Extracts from a graphics dataset:
● ● ● ●
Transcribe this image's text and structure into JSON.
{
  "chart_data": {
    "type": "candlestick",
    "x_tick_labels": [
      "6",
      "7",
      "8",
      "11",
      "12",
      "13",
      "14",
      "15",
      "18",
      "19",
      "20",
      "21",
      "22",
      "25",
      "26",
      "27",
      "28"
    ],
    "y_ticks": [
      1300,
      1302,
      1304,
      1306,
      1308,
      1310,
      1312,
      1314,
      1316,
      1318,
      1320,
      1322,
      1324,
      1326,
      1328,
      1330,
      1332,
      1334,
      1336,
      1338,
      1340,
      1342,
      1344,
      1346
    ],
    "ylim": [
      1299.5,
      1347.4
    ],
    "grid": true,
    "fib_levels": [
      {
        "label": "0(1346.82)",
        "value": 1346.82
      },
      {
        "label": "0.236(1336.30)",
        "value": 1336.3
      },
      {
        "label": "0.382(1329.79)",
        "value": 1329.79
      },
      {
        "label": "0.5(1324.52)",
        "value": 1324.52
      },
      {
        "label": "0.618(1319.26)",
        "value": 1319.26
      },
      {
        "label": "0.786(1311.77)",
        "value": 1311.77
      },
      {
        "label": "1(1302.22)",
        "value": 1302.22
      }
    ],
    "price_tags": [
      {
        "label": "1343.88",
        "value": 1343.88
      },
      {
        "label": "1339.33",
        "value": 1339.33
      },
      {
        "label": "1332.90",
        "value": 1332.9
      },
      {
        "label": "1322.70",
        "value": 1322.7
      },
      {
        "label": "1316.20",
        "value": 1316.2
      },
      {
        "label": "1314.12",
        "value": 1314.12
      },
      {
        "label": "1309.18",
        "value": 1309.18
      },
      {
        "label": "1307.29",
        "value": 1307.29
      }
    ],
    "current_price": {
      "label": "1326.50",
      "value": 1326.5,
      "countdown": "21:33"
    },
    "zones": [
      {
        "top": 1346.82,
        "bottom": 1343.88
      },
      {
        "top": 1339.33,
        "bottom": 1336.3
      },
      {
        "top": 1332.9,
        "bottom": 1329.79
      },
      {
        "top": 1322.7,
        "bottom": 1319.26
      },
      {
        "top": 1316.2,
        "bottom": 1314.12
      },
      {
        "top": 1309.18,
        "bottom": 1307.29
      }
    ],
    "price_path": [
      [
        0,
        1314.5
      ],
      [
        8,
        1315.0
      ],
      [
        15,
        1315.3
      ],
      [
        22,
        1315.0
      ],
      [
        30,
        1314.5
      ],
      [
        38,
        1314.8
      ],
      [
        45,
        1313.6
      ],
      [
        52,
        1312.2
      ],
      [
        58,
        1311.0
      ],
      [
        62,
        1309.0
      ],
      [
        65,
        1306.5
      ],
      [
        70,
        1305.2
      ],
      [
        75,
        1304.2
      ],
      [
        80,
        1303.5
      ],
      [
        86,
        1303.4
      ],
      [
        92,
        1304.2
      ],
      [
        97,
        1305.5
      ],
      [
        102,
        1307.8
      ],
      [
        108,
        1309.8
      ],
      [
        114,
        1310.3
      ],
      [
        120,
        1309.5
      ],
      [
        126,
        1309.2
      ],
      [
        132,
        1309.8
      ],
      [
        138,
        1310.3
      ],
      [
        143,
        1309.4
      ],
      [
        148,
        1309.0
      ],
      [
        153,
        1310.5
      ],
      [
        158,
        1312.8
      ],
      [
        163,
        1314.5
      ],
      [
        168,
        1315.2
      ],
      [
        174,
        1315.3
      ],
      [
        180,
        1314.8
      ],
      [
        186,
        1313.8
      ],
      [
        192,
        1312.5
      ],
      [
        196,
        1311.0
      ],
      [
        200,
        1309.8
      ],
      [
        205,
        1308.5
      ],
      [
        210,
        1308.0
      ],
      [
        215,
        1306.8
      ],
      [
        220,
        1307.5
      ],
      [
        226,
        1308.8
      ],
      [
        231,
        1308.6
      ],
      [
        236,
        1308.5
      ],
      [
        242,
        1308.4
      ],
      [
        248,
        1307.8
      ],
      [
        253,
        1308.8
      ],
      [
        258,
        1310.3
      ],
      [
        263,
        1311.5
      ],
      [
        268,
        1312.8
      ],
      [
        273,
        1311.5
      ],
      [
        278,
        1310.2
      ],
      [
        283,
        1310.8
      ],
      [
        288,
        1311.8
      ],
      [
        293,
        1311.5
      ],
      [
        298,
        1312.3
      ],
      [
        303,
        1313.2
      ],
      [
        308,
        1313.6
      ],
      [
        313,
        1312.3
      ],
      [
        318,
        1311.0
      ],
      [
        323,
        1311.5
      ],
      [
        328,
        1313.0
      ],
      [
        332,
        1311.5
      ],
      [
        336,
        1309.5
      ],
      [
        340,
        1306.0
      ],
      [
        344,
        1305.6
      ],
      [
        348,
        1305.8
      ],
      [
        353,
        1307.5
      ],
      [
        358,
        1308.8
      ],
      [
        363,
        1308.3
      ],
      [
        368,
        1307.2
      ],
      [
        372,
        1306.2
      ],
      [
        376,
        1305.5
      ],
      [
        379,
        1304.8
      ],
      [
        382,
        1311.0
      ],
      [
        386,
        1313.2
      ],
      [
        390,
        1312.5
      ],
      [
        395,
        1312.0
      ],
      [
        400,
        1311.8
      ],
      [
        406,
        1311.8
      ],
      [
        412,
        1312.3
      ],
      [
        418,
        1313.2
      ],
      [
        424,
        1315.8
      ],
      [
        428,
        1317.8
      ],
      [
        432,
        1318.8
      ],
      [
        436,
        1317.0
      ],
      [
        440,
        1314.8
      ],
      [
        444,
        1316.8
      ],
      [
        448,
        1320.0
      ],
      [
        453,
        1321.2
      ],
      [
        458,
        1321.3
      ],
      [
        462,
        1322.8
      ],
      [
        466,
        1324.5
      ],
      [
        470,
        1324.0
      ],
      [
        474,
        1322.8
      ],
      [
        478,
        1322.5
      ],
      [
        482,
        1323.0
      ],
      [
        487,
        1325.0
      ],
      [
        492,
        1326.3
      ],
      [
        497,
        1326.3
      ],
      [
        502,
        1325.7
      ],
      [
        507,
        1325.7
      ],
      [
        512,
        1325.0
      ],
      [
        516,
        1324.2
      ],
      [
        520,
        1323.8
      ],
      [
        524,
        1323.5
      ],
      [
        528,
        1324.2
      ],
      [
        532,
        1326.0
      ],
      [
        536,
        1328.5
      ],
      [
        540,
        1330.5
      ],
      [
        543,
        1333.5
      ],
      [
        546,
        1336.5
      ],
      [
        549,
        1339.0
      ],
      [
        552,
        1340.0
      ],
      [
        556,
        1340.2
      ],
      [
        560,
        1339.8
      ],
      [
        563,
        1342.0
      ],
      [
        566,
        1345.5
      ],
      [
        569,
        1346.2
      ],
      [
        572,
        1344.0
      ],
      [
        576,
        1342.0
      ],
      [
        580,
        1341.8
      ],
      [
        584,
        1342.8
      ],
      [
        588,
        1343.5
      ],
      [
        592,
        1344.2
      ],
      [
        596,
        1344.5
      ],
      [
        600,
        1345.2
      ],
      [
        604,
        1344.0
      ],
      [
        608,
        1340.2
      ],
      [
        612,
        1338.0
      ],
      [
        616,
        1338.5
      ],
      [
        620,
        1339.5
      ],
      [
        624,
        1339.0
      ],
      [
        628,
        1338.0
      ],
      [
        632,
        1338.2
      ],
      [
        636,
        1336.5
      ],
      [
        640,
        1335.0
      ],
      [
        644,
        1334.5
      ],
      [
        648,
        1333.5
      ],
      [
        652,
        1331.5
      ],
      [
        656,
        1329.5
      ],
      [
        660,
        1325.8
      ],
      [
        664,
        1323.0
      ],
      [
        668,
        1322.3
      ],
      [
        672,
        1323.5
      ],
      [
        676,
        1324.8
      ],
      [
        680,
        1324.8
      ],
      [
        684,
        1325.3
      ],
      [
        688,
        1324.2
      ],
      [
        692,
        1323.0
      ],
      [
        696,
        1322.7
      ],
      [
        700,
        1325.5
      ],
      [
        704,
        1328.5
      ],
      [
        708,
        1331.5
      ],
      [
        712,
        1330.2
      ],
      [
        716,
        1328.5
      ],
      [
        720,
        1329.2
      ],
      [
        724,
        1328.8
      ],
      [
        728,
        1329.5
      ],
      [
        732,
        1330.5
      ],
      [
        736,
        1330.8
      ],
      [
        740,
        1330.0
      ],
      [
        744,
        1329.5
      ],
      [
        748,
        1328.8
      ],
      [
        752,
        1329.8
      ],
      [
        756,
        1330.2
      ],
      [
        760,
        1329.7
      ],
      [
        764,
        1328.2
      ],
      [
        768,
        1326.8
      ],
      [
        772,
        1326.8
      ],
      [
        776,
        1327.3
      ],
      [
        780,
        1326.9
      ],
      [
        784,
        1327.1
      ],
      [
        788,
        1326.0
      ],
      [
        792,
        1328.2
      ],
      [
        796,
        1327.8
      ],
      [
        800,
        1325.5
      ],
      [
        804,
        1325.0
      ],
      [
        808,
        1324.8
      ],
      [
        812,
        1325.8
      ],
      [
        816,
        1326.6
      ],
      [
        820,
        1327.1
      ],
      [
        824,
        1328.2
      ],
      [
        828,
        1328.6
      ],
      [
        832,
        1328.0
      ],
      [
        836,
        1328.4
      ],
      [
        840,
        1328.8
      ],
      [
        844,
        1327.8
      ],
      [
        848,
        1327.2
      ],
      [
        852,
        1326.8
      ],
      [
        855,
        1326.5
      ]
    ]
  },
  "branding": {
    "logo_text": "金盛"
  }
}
● ● ● ●
From the records above, report the count of lines containing "bottom" and nothing more.

- **REPLY**: 6